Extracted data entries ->

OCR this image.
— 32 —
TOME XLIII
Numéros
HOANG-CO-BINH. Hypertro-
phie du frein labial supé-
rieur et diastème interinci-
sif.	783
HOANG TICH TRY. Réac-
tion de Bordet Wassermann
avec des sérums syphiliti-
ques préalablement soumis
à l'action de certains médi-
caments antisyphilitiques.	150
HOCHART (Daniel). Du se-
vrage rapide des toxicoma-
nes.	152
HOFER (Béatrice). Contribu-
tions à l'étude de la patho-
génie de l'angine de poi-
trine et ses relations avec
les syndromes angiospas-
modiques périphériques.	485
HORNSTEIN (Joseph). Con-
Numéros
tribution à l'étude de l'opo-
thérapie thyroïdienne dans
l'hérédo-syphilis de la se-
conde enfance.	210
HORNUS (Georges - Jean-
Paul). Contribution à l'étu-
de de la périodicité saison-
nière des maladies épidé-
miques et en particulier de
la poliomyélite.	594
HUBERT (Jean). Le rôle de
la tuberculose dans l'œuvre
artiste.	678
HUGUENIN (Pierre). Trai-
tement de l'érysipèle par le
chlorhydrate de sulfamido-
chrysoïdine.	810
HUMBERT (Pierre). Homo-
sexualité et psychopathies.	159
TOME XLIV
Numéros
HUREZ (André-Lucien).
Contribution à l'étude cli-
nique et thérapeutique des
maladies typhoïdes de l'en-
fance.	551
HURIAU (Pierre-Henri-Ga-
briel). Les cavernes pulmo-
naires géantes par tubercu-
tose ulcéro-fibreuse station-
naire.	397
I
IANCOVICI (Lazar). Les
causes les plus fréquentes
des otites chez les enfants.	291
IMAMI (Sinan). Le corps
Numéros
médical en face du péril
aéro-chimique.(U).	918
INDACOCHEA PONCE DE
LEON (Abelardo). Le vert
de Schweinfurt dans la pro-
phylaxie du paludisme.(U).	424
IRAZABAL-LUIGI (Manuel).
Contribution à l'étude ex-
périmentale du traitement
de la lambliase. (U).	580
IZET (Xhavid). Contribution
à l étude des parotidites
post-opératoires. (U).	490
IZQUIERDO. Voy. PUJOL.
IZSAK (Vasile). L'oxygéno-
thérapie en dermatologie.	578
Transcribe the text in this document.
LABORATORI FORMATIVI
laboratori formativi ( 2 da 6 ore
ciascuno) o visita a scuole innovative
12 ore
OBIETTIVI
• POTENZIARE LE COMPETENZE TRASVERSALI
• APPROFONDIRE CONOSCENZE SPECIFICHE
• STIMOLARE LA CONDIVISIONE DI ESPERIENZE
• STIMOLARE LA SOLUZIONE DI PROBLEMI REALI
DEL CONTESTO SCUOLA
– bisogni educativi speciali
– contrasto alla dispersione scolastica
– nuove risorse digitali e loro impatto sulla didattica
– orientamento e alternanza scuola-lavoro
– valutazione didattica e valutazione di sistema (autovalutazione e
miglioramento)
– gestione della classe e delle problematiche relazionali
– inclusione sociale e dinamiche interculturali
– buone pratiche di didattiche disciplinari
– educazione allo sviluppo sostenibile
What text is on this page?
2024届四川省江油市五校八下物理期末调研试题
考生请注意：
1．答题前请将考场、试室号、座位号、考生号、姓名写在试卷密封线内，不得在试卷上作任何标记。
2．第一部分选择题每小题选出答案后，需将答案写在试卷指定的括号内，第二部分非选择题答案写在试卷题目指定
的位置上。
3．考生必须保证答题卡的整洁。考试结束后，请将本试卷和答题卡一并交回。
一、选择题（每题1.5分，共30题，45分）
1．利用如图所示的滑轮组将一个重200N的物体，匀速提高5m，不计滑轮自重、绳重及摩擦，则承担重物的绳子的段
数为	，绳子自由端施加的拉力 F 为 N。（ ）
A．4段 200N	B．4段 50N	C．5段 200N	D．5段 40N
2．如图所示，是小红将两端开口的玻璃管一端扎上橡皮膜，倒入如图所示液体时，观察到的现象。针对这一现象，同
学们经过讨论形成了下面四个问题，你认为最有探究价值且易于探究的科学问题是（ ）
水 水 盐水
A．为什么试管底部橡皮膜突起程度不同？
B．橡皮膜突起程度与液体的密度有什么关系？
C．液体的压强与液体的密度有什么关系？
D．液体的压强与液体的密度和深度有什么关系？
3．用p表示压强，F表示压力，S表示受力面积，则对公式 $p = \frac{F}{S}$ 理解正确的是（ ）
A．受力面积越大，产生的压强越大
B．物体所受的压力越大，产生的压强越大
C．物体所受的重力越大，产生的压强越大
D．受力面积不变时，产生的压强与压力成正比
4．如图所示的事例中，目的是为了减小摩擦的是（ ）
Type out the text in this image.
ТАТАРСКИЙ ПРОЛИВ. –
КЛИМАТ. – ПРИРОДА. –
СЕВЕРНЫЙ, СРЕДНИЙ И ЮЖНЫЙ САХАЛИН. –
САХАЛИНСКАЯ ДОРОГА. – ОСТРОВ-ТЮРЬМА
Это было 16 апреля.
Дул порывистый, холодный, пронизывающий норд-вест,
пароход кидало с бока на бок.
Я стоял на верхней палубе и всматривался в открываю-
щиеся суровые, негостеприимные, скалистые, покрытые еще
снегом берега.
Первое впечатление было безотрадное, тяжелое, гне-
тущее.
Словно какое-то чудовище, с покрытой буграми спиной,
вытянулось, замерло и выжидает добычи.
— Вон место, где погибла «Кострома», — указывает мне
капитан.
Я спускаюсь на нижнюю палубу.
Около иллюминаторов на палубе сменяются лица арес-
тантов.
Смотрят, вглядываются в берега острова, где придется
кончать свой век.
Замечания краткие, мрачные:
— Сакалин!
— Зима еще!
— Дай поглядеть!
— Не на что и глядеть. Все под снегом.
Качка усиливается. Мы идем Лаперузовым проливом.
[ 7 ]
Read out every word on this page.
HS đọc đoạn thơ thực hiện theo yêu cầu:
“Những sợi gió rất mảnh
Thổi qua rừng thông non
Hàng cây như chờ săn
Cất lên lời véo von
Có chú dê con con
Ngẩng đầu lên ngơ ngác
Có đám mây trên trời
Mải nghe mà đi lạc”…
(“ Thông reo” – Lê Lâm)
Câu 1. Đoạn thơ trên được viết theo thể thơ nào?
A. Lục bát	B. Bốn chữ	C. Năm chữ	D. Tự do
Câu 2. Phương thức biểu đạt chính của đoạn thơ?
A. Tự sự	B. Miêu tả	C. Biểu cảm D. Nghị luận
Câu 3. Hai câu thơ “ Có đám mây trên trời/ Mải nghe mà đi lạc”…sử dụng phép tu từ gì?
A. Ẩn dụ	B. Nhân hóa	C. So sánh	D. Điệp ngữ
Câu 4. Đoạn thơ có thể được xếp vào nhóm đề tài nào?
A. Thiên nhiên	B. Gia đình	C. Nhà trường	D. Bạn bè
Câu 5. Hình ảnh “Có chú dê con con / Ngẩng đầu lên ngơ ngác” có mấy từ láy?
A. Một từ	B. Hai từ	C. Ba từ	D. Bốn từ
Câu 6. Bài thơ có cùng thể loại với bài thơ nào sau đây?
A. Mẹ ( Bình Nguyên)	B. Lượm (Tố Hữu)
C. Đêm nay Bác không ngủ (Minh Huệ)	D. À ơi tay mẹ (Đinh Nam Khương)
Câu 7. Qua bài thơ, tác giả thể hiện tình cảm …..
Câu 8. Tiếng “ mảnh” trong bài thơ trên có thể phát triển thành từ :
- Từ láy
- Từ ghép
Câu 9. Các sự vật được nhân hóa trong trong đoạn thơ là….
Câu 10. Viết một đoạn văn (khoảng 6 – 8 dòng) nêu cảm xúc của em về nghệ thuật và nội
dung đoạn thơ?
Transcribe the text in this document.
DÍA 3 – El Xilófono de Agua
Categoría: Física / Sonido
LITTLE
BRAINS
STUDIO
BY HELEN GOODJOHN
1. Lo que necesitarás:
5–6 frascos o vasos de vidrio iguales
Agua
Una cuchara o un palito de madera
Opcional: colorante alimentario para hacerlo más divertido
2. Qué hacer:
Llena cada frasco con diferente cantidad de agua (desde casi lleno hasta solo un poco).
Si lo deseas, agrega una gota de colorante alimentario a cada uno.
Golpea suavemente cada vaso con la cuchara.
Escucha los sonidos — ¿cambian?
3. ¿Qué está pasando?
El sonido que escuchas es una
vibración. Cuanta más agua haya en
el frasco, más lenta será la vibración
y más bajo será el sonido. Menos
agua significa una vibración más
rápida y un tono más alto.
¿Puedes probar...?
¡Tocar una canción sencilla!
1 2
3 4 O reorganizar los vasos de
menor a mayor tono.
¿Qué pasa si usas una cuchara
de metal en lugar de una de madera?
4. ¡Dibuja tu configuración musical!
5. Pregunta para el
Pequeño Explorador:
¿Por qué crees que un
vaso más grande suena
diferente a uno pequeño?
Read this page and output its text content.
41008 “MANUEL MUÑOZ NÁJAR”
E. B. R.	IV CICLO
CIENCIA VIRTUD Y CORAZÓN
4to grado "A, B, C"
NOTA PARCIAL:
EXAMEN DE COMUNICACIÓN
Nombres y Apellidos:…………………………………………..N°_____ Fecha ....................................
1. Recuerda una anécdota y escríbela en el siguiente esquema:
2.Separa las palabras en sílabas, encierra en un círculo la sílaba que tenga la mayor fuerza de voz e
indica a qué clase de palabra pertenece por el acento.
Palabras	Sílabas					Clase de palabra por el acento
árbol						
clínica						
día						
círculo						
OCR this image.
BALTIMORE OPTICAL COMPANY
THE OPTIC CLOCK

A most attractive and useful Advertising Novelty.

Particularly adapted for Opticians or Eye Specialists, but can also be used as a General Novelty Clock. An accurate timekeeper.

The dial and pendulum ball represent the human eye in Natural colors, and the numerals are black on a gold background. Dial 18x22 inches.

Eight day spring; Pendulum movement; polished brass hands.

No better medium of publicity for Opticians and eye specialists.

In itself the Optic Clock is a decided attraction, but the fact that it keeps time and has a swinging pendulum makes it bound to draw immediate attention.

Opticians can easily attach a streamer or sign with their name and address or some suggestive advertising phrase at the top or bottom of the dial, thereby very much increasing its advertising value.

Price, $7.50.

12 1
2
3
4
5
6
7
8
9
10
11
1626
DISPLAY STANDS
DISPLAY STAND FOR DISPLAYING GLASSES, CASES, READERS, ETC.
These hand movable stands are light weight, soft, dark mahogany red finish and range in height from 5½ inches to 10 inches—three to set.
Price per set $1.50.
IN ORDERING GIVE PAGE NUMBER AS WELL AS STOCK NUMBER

Exercise instructions ->
Check each line of the records above for the string "cada", and report every line that has it.

Solution below ->
Llena cada frasco con diferente cantidad de agua (desde casi lleno hasta solo un poco).
Si lo deseas, agrega una gota de colorante alimentario a cada uno.
Golpea suavemente cada vaso con la cuchara.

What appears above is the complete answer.